What is expected -> In the material below, find each line holding the string "Straße" and copy it.

[Figure record listings]
※ ※ ※
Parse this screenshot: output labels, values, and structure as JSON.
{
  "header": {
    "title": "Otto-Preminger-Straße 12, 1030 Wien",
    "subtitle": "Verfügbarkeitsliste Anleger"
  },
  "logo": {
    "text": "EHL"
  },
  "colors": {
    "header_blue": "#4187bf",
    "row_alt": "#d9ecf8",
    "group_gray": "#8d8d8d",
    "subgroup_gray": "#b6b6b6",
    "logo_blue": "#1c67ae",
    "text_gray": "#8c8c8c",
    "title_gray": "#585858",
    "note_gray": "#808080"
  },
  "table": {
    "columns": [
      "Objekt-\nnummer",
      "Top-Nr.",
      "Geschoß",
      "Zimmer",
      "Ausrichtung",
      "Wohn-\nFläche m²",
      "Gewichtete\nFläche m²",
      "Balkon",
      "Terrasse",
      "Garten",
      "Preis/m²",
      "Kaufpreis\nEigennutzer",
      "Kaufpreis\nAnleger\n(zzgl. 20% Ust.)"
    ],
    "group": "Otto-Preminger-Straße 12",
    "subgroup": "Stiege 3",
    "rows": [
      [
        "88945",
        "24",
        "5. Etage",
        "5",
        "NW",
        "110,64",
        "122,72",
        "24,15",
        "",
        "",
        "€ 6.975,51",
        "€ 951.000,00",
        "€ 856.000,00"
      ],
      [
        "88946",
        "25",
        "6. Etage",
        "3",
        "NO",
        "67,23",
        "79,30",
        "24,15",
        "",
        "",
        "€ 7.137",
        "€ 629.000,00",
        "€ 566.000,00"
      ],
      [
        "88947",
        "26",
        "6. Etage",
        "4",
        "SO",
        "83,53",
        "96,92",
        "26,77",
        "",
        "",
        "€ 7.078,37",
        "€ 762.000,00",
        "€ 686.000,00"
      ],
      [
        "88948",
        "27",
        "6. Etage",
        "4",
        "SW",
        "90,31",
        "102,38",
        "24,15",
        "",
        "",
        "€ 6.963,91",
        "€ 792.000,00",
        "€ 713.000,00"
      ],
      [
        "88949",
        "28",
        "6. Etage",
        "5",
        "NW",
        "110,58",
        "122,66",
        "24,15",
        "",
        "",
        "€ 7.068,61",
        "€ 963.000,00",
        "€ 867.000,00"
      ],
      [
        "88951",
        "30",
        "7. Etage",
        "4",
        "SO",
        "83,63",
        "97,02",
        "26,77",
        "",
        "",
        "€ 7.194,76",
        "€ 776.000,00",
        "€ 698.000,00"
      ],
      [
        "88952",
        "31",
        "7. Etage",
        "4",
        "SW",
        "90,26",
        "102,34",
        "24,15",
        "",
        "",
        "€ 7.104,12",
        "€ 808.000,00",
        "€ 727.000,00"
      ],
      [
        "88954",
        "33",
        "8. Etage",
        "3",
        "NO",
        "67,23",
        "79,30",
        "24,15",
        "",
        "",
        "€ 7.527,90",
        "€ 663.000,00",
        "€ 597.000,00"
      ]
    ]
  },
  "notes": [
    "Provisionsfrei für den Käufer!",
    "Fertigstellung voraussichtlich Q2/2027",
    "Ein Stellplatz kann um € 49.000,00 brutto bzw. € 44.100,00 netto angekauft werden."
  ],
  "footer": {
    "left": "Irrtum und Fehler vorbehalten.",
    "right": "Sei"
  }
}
※ ※ ※
Response to this task ->
    "title": "Otto-Preminger-Straße 12, 1030 Wien",
    "group": "Otto-Preminger-Straße 12",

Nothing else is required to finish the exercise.